Start of Records for the exercise
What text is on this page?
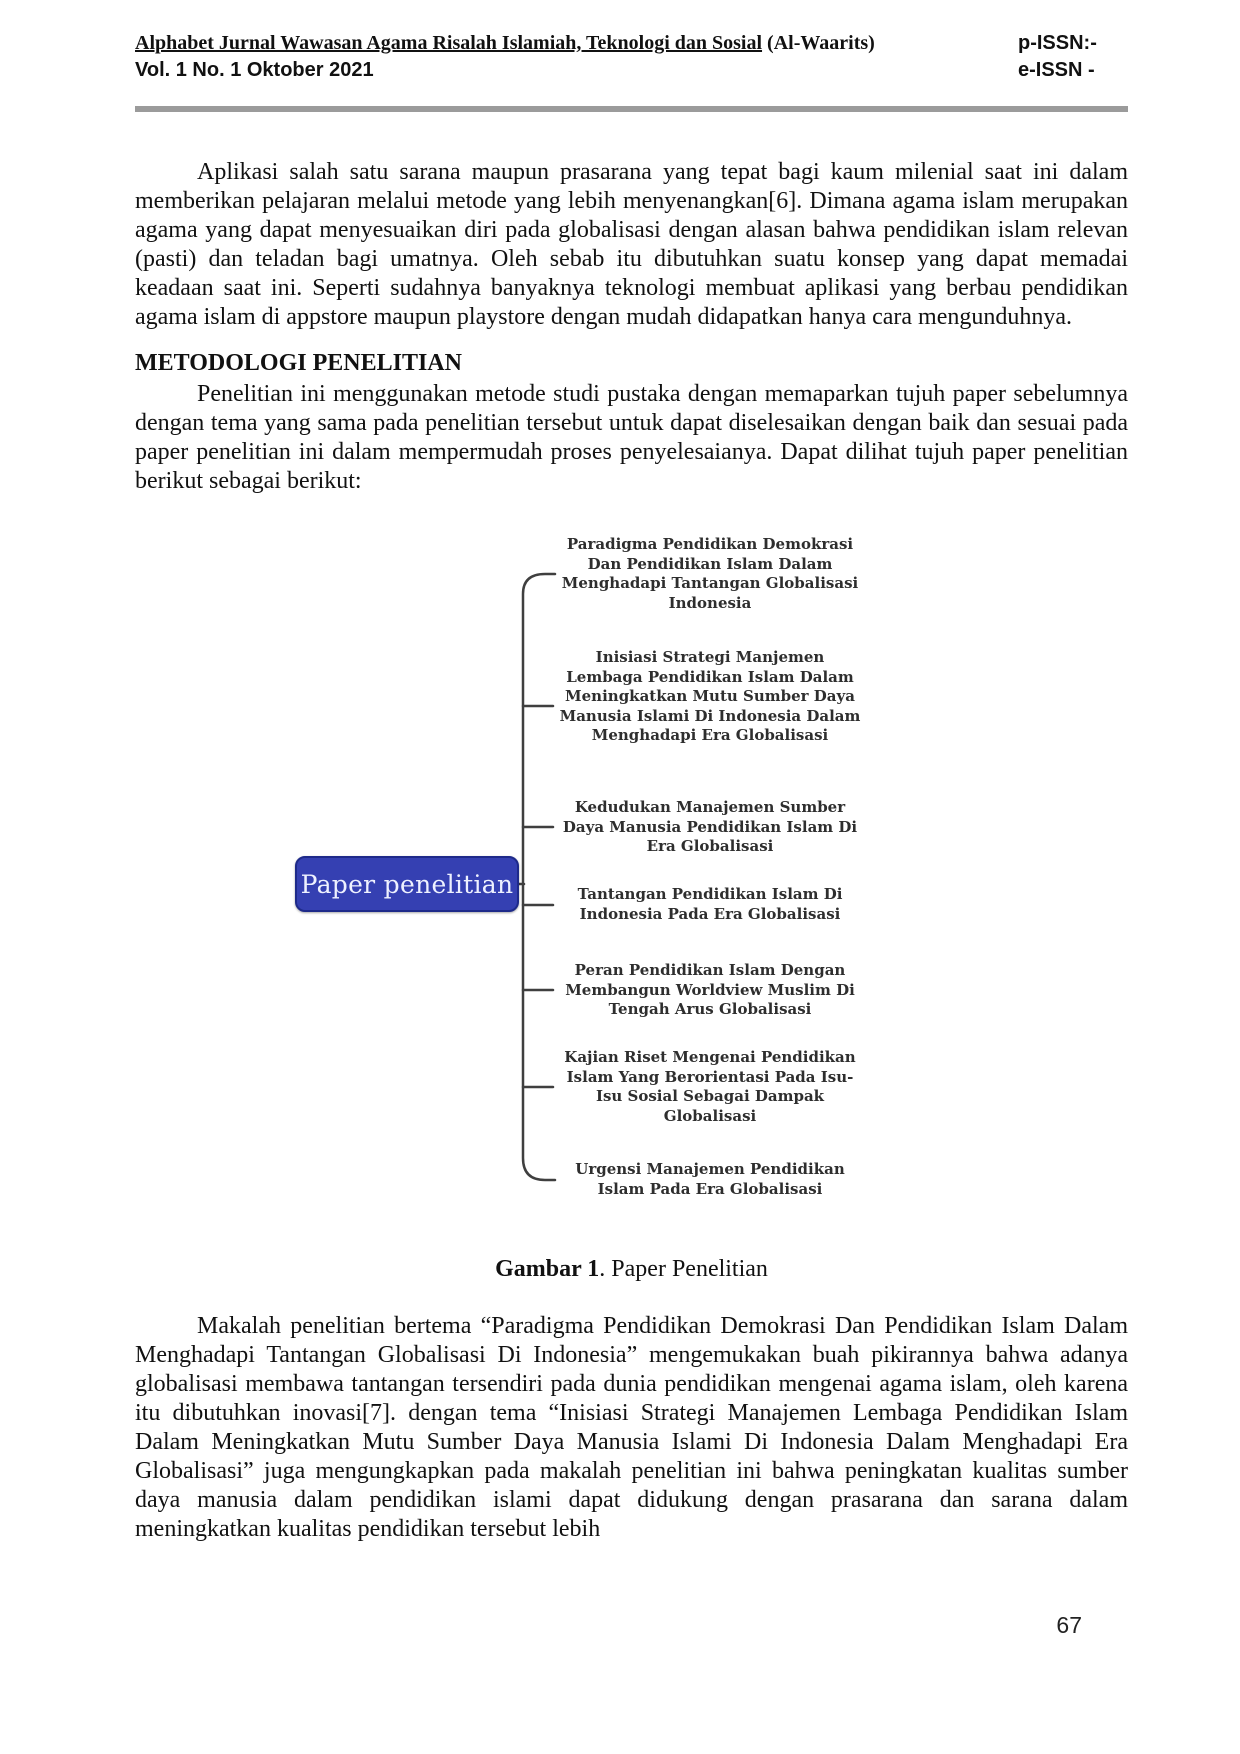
Alphabet Jurnal Wawasan Agama Risalah Islamiah, Teknologi dan Sosial (Al-Waarits)
Vol. 1 No. 1 Oktober 2021
p-ISSN:-
e-ISSN -

Aplikasi salah satu sarana maupun prasarana yang tepat bagi kaum milenial saat ini dalam memberikan pelajaran melalui metode yang lebih menyenangkan[6]. Dimana agama islam merupakan agama yang dapat menyesuaikan diri pada globalisasi dengan alasan bahwa pendidikan islam relevan (pasti) dan teladan bagi umatnya. Oleh sebab itu dibutuhkan suatu konsep yang dapat memadai keadaan saat ini. Seperti sudahnya banyaknya teknologi membuat aplikasi yang berbau pendidikan agama islam di appstore maupun playstore dengan mudah didapatkan hanya cara mengunduhnya.

METODOLOGI PENELITIAN

Penelitian ini menggunakan metode studi pustaka dengan memaparkan tujuh paper sebelumnya dengan tema yang sama pada penelitian tersebut untuk dapat diselesaikan dengan baik dan sesuai pada paper penelitian ini dalam mempermudah proses penyelesaianya. Dapat dilihat tujuh paper penelitian berikut sebagai berikut:

Paper penelitian
Paradigma Pendidikan Demokrasi Dan Pendidikan Islam Dalam Menghadapi Tantangan Globalisasi Indonesia
Inisiasi Strategi Manjemen Lembaga Pendidikan Islam Dalam Meningkatkan Mutu Sumber Daya Manusia Islami Di Indonesia Dalam Menghadapi Era Globalisasi
Kedudukan Manajemen Sumber Daya Manusia Pendidikan Islam Di Era Globalisasi
Tantangan Pendidikan Islam Di Indonesia Pada Era Globalisasi
Peran Pendidikan Islam Dengan Membangun Worldview Muslim Di Tengah Arus Globalisasi
Kajian Riset Mengenai Pendidikan Islam Yang Berorientasi Pada Isu-Isu Sosial Sebagai Dampak Globalisasi
Urgensi Manajemen Pendidikan Islam Pada Era Globalisasi
Gambar 1. Paper Penelitian

Makalah penelitian bertema “Paradigma Pendidikan Demokrasi Dan Pendidikan Islam Dalam Menghadapi Tantangan Globalisasi Di Indonesia” mengemukakan buah pikirannya bahwa adanya globalisasi membawa tantangan tersendiri pada dunia pendidikan mengenai agama islam, oleh karena itu dibutuhkan inovasi[7]. dengan tema “Inisiasi Strategi Manajemen Lembaga Pendidikan Islam Dalam Meningkatkan Mutu Sumber Daya Manusia Islami Di Indonesia Dalam Menghadapi Era Globalisasi” juga mengungkapkan pada makalah penelitian ini bahwa peningkatan kualitas sumber daya manusia dalam pendidikan islami dapat didukung dengan prasarana dan sarana dalam meningkatkan kualitas pendidikan tersebut lebih

67
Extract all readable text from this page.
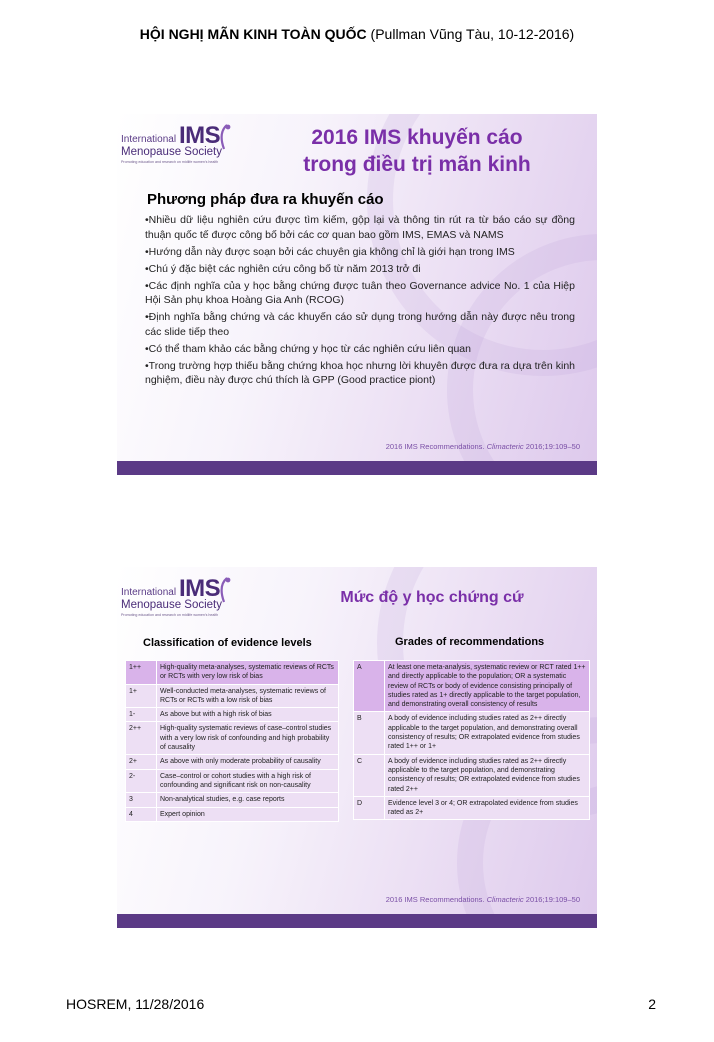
HỘI NGHỊ MÃN KINH TOÀN QUỐC (Pullman Vũng Tàu, 10-12-2016)
International IMS
Menopause Society
Promoting education and research on midlife women's health
2016 IMS khuyến cáo
trong điều trị mãn kinh
Phương pháp đưa ra khuyến cáo
•Nhiều dữ liệu nghiên cứu được tìm kiếm, gộp lại và thông tin rút ra từ báo cáo sự đồng thuận quốc tế được công bố bởi các cơ quan bao gồm IMS, EMAS và NAMS
•Hướng dẫn này được soạn bởi các chuyên gia không chỉ là giới hạn trong IMS
•Chú ý đặc biệt các nghiên cứu công bố từ năm 2013 trở đi
•Các định nghĩa của y học bằng chứng được tuân theo Governance advice No. 1 của Hiệp Hội Sản phụ khoa Hoàng Gia Anh (RCOG)
•Định nghĩa bằng chứng và các khuyến cáo sử dụng trong hướng dẫn này được nêu trong các slide tiếp theo
•Có thể tham khảo các bằng chứng y học từ các nghiên cứu liên quan
•Trong trường hợp thiếu bằng chứng khoa học nhưng lời khuyên được đưa ra dựa trên kinh nghiệm, điều này được chú thích là GPP (Good practice piont)
2016 IMS Recommendations. Climacteric 2016;19:109–50
International IMS
Menopause Society
Promoting education and research on midlife women's health
Mức độ y học chứng cứ
Classification of evidence levels	Grades of recommendations
1++	High-quality meta-analyses, systematic reviews of RCTs or RCTs with very low risk of bias
1+	Well-conducted meta-analyses, systematic reviews of RCTs or RCTs with a low risk of bias
1-	As above but with a high risk of bias
2++	High-quality systematic reviews of case–control studies with a very low risk of confounding and high probability of causality
2+	As above with only moderate probability of causality
2-	Case–control or cohort studies with a high risk of confounding and significant risk on non-causality
3	Non-analytical studies, e.g. case reports
4	Expert opinion
A	At least one meta-analysis, systematic review or RCT rated 1++ and directly applicable to the population; OR a systematic review of RCTs or body of evidence consisting principally of studies rated as 1+ directly applicable to the target population, and demonstrating overall consistency of results
B	A body of evidence including studies rated as 2++ directly applicable to the target population, and demonstrating overall consistency of results; OR extrapolated evidence from studies rated 1++ or 1+
C	A body of evidence including studies rated as 2++ directly applicable to the target population, and demonstrating consistency of results; OR extrapolated evidence from studies rated 2++
D	Evidence level 3 or 4; OR extrapolated evidence from studies rated as 2+
2016 IMS Recommendations. Climacteric 2016;19:109–50
HOSREM, 11/28/2016	2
End of Records for the exercise
Task brief -> Pull out every line containing "bias".

Exercise output ->
1++	High-quality meta-analyses, systematic reviews of RCTs or RCTs with very low risk of bias
1+	Well-conducted meta-analyses, systematic reviews of RCTs or RCTs with a low risk of bias
1-	As above but with a high risk of bias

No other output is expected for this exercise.